_Task brief_
Examine each line of the data. Copy those that contain the string "using".

_Stored records_
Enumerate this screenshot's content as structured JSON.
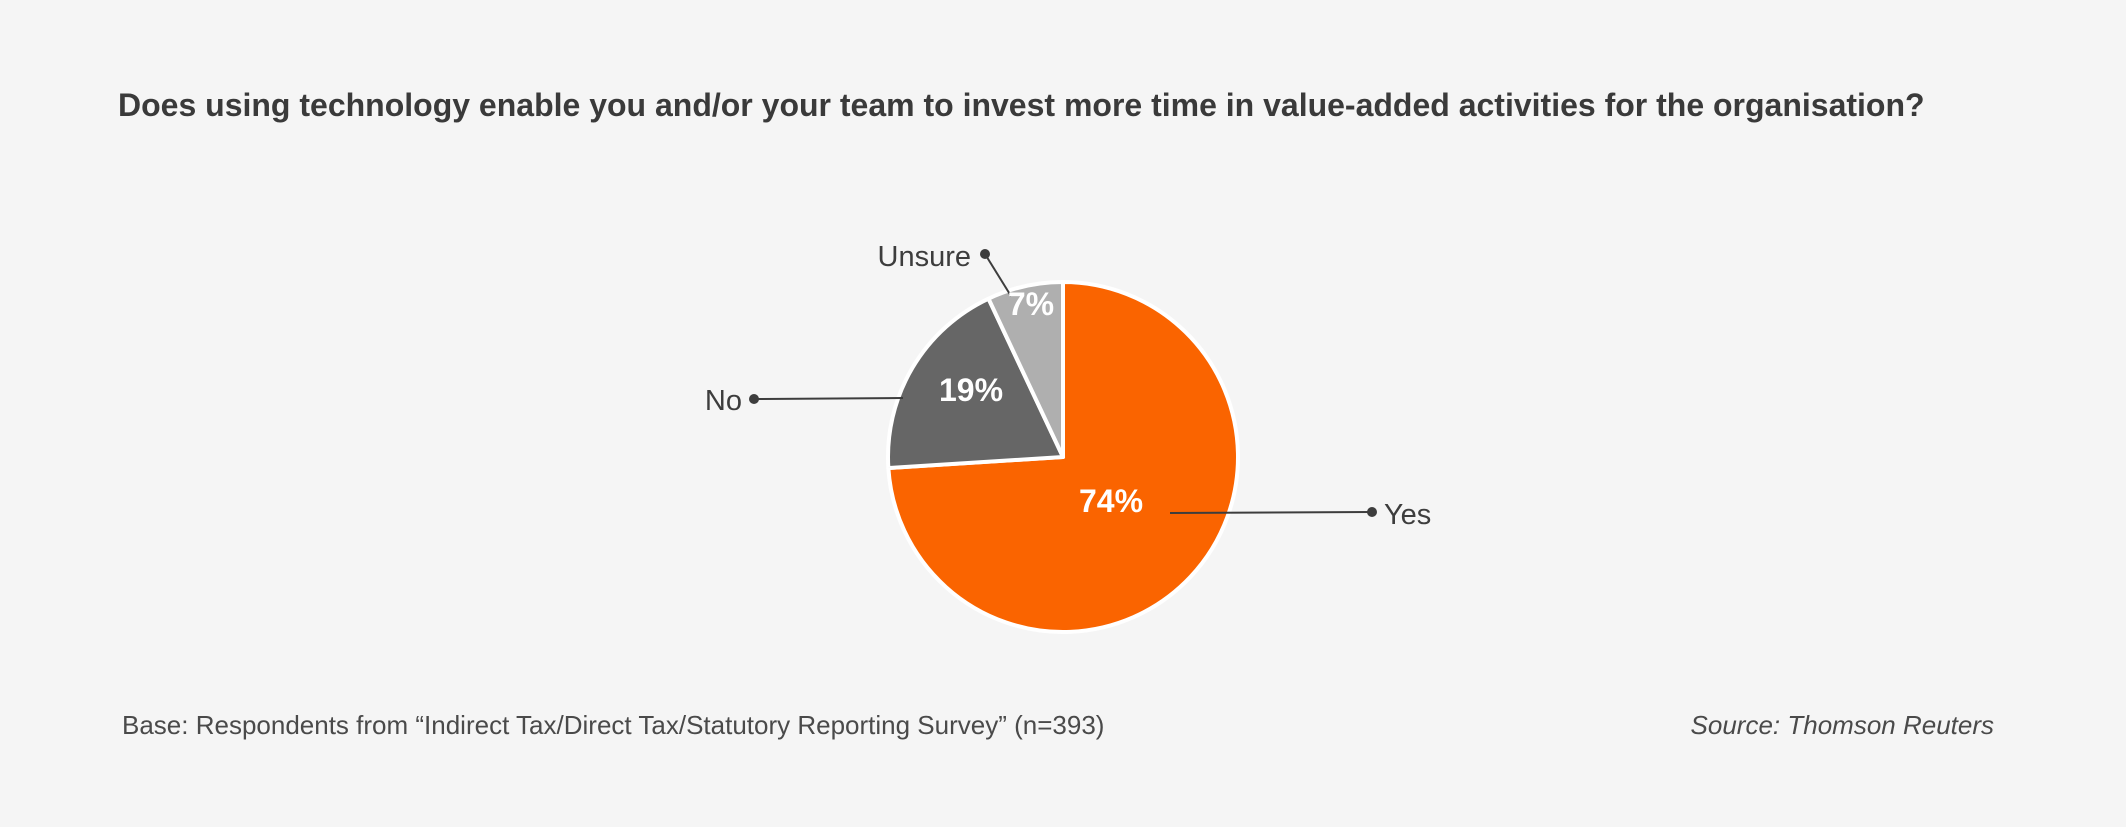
{
  "title": "Does using technology enable you and/or your team to invest more time in value-added activities for the organisation?",
  "footnote": "Base: Respondents from “Indirect Tax/Direct Tax/Statutory Reporting Survey” (n=393)",
  "source": "Source: Thomson Reuters",
  "chart_data": {
    "type": "pie",
    "title": "Does using technology enable you and/or your team to invest more time in value-added activities for the organisation?",
    "slices": [
      {
        "label": "Yes",
        "value": 74,
        "value_label": "74%",
        "color": "#fa6400"
      },
      {
        "label": "No",
        "value": 19,
        "value_label": "19%",
        "color": "#666666"
      },
      {
        "label": "Unsure",
        "value": 7,
        "value_label": "7%",
        "color": "#afafaf"
      }
    ],
    "start": "12 o'clock",
    "direction": "clockwise",
    "legend": "none (direct labels with leader lines)"
  }
}
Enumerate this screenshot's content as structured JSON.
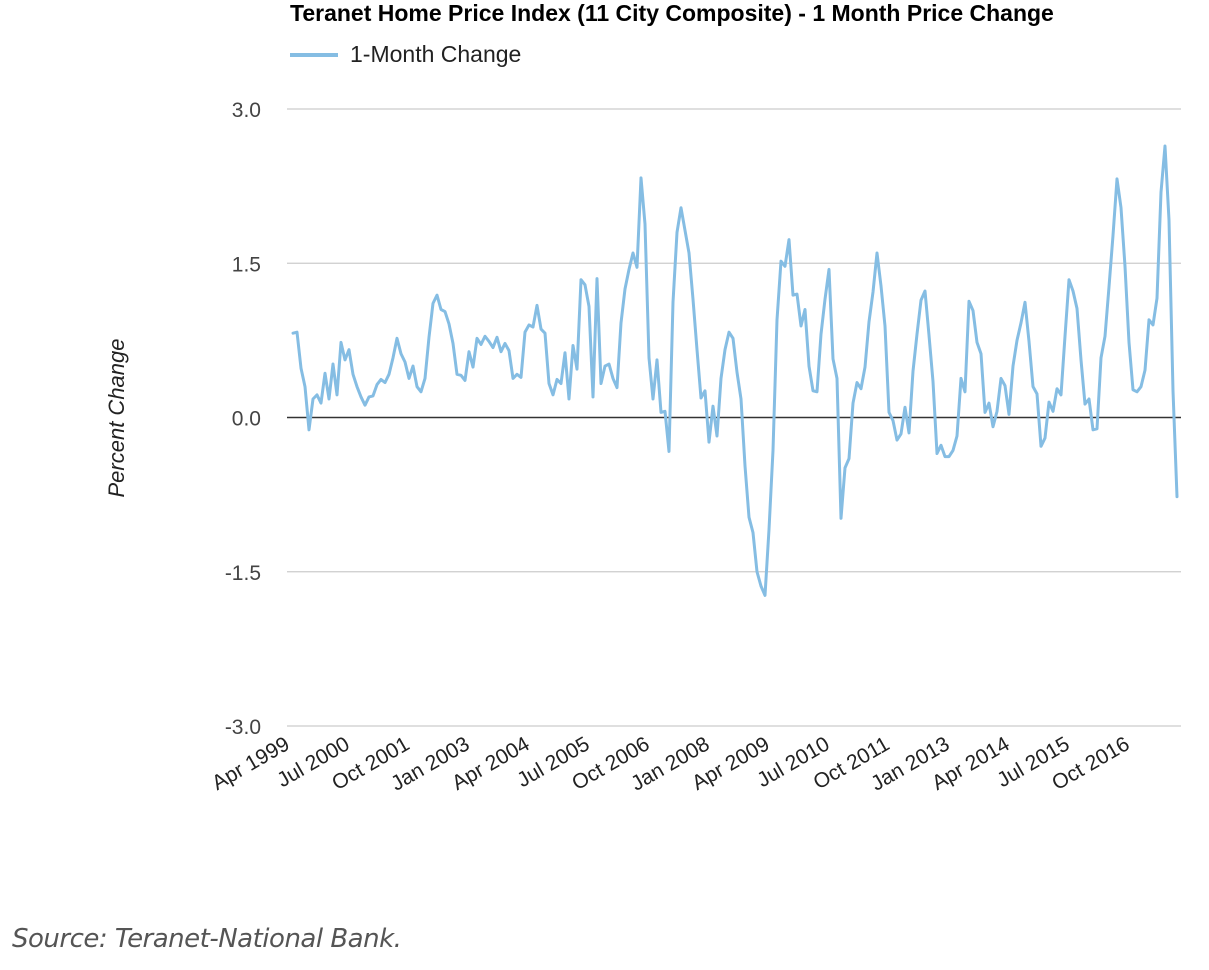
{
  "chart_data": {
    "type": "line",
    "title": "Teranet Home Price Index (11 City Composite) - 1 Month Price Change",
    "ylabel": "Percent Change",
    "xlabel": "",
    "ylim": [
      -3.0,
      3.0
    ],
    "yticks": [
      "3.0",
      "1.5",
      "0.0",
      "-1.5",
      "-3.0"
    ],
    "ytick_values": [
      3.0,
      1.5,
      0.0,
      -1.5,
      -3.0
    ],
    "grid": true,
    "legend": "top-left",
    "x_start": "Apr 1999",
    "x_tick_labels": [
      "Apr 1999",
      "Jul 2000",
      "Oct 2001",
      "Jan 2003",
      "Apr 2004",
      "Jul 2005",
      "Oct 2006",
      "Jan 2008",
      "Apr 2009",
      "Jul 2010",
      "Oct 2011",
      "Jan 2013",
      "Apr 2014",
      "Jul 2015",
      "Oct 2016"
    ],
    "series": [
      {
        "name": "1-Month Change",
        "color": "#85bde3",
        "values": [
          0.82,
          0.83,
          0.48,
          0.3,
          -0.12,
          0.18,
          0.22,
          0.14,
          0.43,
          0.18,
          0.52,
          0.22,
          0.73,
          0.56,
          0.66,
          0.42,
          0.3,
          0.2,
          0.12,
          0.2,
          0.21,
          0.32,
          0.37,
          0.34,
          0.42,
          0.58,
          0.77,
          0.62,
          0.54,
          0.38,
          0.5,
          0.3,
          0.25,
          0.38,
          0.78,
          1.11,
          1.19,
          1.05,
          1.03,
          0.91,
          0.72,
          0.42,
          0.41,
          0.36,
          0.64,
          0.49,
          0.77,
          0.71,
          0.79,
          0.74,
          0.68,
          0.78,
          0.64,
          0.72,
          0.65,
          0.38,
          0.42,
          0.39,
          0.83,
          0.9,
          0.88,
          1.09,
          0.86,
          0.82,
          0.33,
          0.22,
          0.37,
          0.33,
          0.63,
          0.18,
          0.7,
          0.47,
          1.34,
          1.29,
          1.08,
          0.2,
          1.35,
          0.33,
          0.5,
          0.52,
          0.38,
          0.29,
          0.92,
          1.25,
          1.44,
          1.6,
          1.46,
          2.33,
          1.88,
          0.58,
          0.18,
          0.56,
          0.05,
          0.06,
          -0.33,
          1.12,
          1.8,
          2.04,
          1.82,
          1.6,
          1.15,
          0.66,
          0.19,
          0.26,
          -0.24,
          0.11,
          -0.18,
          0.38,
          0.66,
          0.83,
          0.77,
          0.44,
          0.18,
          -0.47,
          -0.97,
          -1.12,
          -1.5,
          -1.64,
          -1.73,
          -1.09,
          -0.32,
          0.95,
          1.52,
          1.47,
          1.73,
          1.19,
          1.2,
          0.89,
          1.05,
          0.5,
          0.26,
          0.25,
          0.81,
          1.15,
          1.44,
          0.57,
          0.38,
          -0.98,
          -0.49,
          -0.4,
          0.14,
          0.34,
          0.28,
          0.49,
          0.93,
          1.22,
          1.6,
          1.28,
          0.89,
          0.05,
          -0.03,
          -0.22,
          -0.16,
          0.1,
          -0.15,
          0.45,
          0.81,
          1.14,
          1.23,
          0.8,
          0.35,
          -0.35,
          -0.27,
          -0.38,
          -0.38,
          -0.32,
          -0.18,
          0.38,
          0.25,
          1.13,
          1.04,
          0.73,
          0.62,
          0.05,
          0.14,
          -0.09,
          0.06,
          0.38,
          0.31,
          0.03,
          0.5,
          0.75,
          0.92,
          1.12,
          0.74,
          0.3,
          0.23,
          -0.28,
          -0.2,
          0.15,
          0.06,
          0.28,
          0.22,
          0.79,
          1.34,
          1.23,
          1.06,
          0.56,
          0.13,
          0.18,
          -0.12,
          -0.11,
          0.58,
          0.79,
          1.27,
          1.77,
          2.32,
          2.04,
          1.47,
          0.73,
          0.27,
          0.25,
          0.3,
          0.46,
          0.95,
          0.9,
          1.16,
          2.19,
          2.64,
          1.92,
          0.26,
          -0.77
        ]
      }
    ]
  },
  "source_text": "Source: Teranet-National Bank."
}
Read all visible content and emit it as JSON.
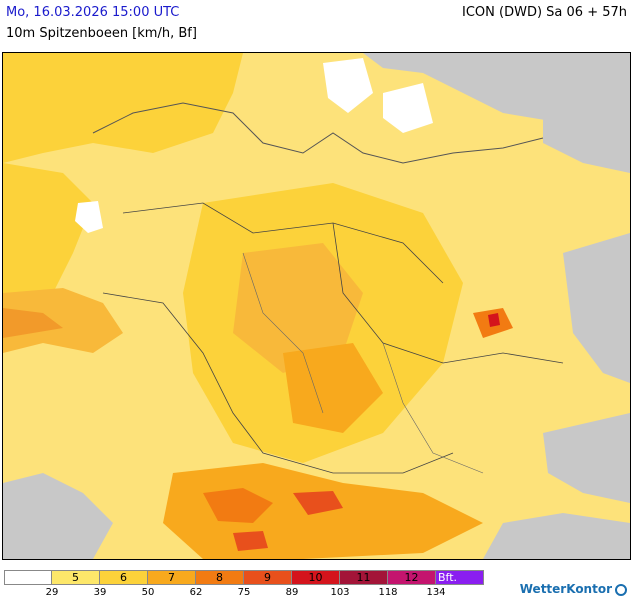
{
  "header": {
    "datetime": "Mo, 16.03.2026 15:00 UTC",
    "model": "ICON (DWD) Sa 06 + 57h",
    "parameter": "10m Spitzenboeen [km/h, Bf]"
  },
  "legend": {
    "items": [
      {
        "label": "",
        "color": "#ffffff"
      },
      {
        "label": "5",
        "color": "#fde76a"
      },
      {
        "label": "6",
        "color": "#fcd23a"
      },
      {
        "label": "7",
        "color": "#f8a91d"
      },
      {
        "label": "8",
        "color": "#f27b12"
      },
      {
        "label": "9",
        "color": "#e8501c"
      },
      {
        "label": "10",
        "color": "#d4141c"
      },
      {
        "label": "11",
        "color": "#a31438"
      },
      {
        "label": "12",
        "color": "#c4146e"
      },
      {
        "label": "Bft.",
        "color": "#8a1ef0"
      }
    ],
    "ticks": [
      "29",
      "39",
      "50",
      "62",
      "75",
      "89",
      "103",
      "118",
      "134"
    ]
  },
  "brand": {
    "name": "WetterKontor"
  }
}
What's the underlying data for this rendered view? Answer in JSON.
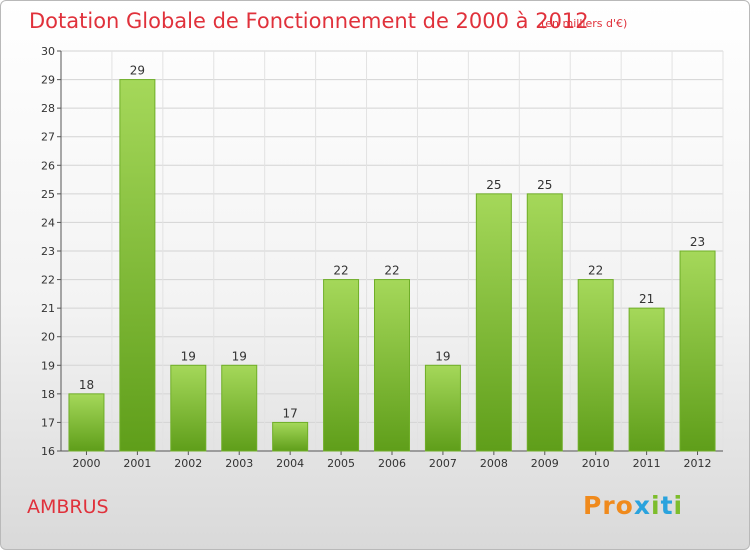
{
  "title": "Dotation Globale de Fonctionnement de 2000 à 2012",
  "subtitle": "(en milliers d'€)",
  "commune": "AMBRUS",
  "logo": {
    "letters": [
      "P",
      "r",
      "o",
      "x",
      "i",
      "t",
      "i"
    ]
  },
  "colors": {
    "title": "#e0313b",
    "bar_light": "#a5d85a",
    "bar_dark": "#5f9e1a",
    "logo": [
      "#f08a1c",
      "#f08a1c",
      "#f08a1c",
      "#2aa3dd",
      "#7dbd2c",
      "#2aa3dd",
      "#7dbd2c"
    ]
  },
  "chart_data": {
    "type": "bar",
    "title": "Dotation Globale de Fonctionnement de 2000 à 2012",
    "subtitle": "(en milliers d'€)",
    "categories": [
      "2000",
      "2001",
      "2002",
      "2003",
      "2004",
      "2005",
      "2006",
      "2007",
      "2008",
      "2009",
      "2010",
      "2011",
      "2012"
    ],
    "values": [
      18,
      29,
      19,
      19,
      17,
      22,
      22,
      19,
      25,
      25,
      22,
      21,
      23
    ],
    "ylim": [
      16,
      30
    ],
    "yticks": [
      16,
      17,
      18,
      19,
      20,
      21,
      22,
      23,
      24,
      25,
      26,
      27,
      28,
      29,
      30
    ],
    "xlabel": "",
    "ylabel": "",
    "grid": true
  }
}
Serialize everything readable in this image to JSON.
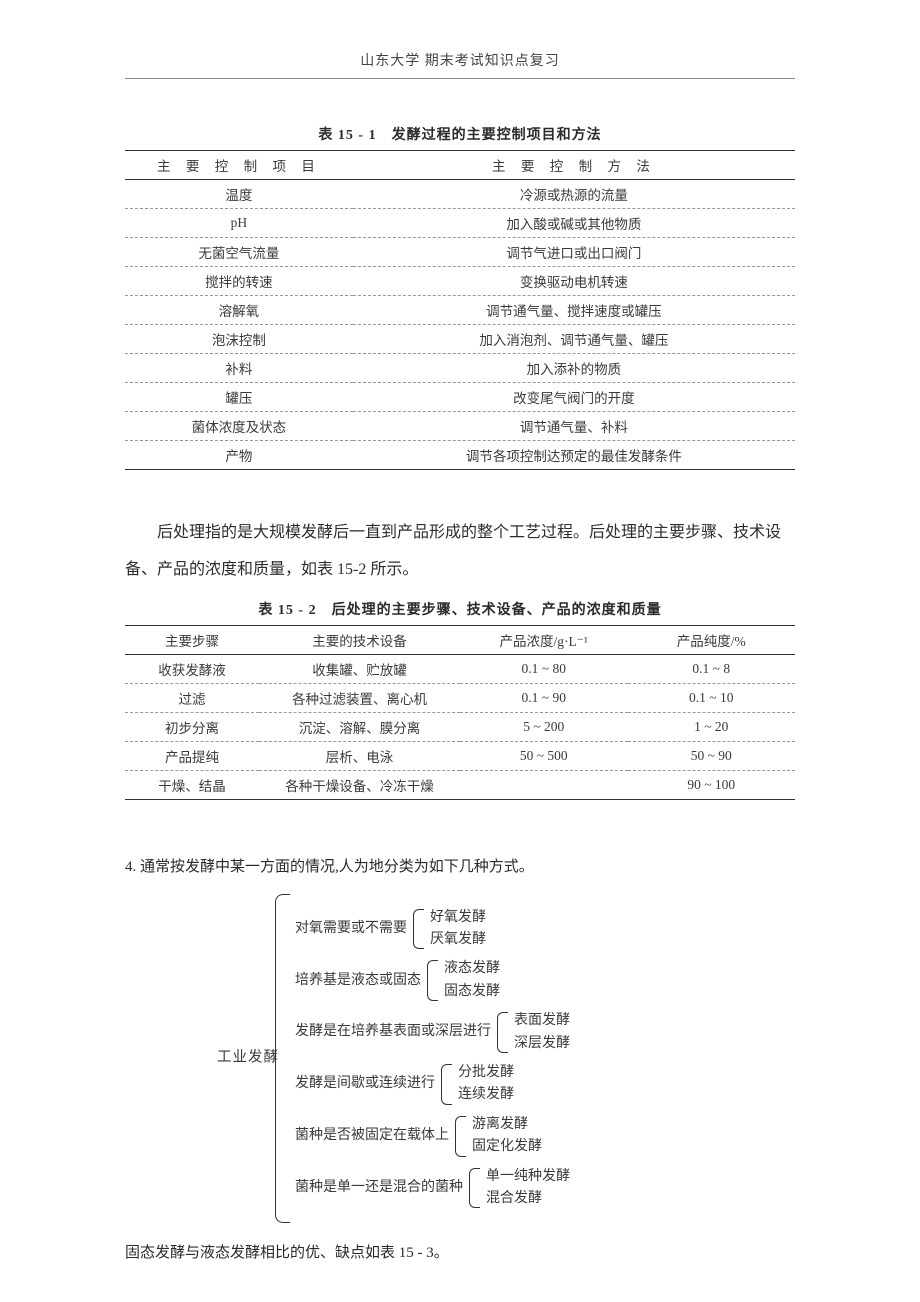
{
  "header": "山东大学 期末考试知识点复习",
  "table1": {
    "caption": "表 15 - 1　发酵过程的主要控制项目和方法",
    "columns": [
      "主 要 控 制 项 目",
      "主 要 控 制 方 法"
    ],
    "rows": [
      [
        "温度",
        "冷源或热源的流量"
      ],
      [
        "pH",
        "加入酸或碱或其他物质"
      ],
      [
        "无菌空气流量",
        "调节气进口或出口阀门"
      ],
      [
        "搅拌的转速",
        "变换驱动电机转速"
      ],
      [
        "溶解氧",
        "调节通气量、搅拌速度或罐压"
      ],
      [
        "泡沫控制",
        "加入消泡剂、调节通气量、罐压"
      ],
      [
        "补料",
        "加入添补的物质"
      ],
      [
        "罐压",
        "改变尾气阀门的开度"
      ],
      [
        "菌体浓度及状态",
        "调节通气量、补料"
      ],
      [
        "产物",
        "调节各项控制达预定的最佳发酵条件"
      ]
    ]
  },
  "paragraph": "后处理指的是大规模发酵后一直到产品形成的整个工艺过程。后处理的主要步骤、技术设备、产品的浓度和质量，如表 15-2 所示。",
  "table2": {
    "caption": "表 15 - 2　后处理的主要步骤、技术设备、产品的浓度和质量",
    "columns": [
      "主要步骤",
      "主要的技术设备",
      "产品浓度/g·L⁻¹",
      "产品纯度/%"
    ],
    "rows": [
      [
        "收获发酵液",
        "收集罐、贮放罐",
        "0.1 ~ 80",
        "0.1 ~ 8"
      ],
      [
        "过滤",
        "各种过滤装置、离心机",
        "0.1 ~ 90",
        "0.1 ~ 10"
      ],
      [
        "初步分离",
        "沉淀、溶解、膜分离",
        "5 ~ 200",
        "1 ~ 20"
      ],
      [
        "产品提纯",
        "层析、电泳",
        "50 ~ 500",
        "50 ~ 90"
      ],
      [
        "干燥、结晶",
        "各种干燥设备、冷冻干燥",
        "",
        "90 ~ 100"
      ]
    ]
  },
  "section4_intro": "4. 通常按发酵中某一方面的情况,人为地分类为如下几种方式。",
  "tree": {
    "root": "工业发酵",
    "branches": [
      {
        "label": "对氧需要或不需要",
        "leaves": [
          "好氧发酵",
          "厌氧发酵"
        ]
      },
      {
        "label": "培养基是液态或固态",
        "leaves": [
          "液态发酵",
          "固态发酵"
        ]
      },
      {
        "label": "发酵是在培养基表面或深层进行",
        "leaves": [
          "表面发酵",
          "深层发酵"
        ]
      },
      {
        "label": "发酵是间歇或连续进行",
        "leaves": [
          "分批发酵",
          "连续发酵"
        ]
      },
      {
        "label": "菌种是否被固定在载体上",
        "leaves": [
          "游离发酵",
          "固定化发酵"
        ]
      },
      {
        "label": "菌种是单一还是混合的菌种",
        "leaves": [
          "单一纯种发酵",
          "混合发酵"
        ]
      }
    ]
  },
  "footline": "固态发酵与液态发酵相比的优、缺点如表 15 - 3。",
  "colors": {
    "text": "#3a3a3a",
    "border_strong": "#333333",
    "border_dashed": "#999999",
    "background": "#ffffff"
  }
}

_Result for this task_
  "title": "Does using technology enable you and/or your team to invest more time in value-added activities for the organisation?",
    "title": "Does using technology enable you and/or your team to invest more time in value-added activities for the organisation?",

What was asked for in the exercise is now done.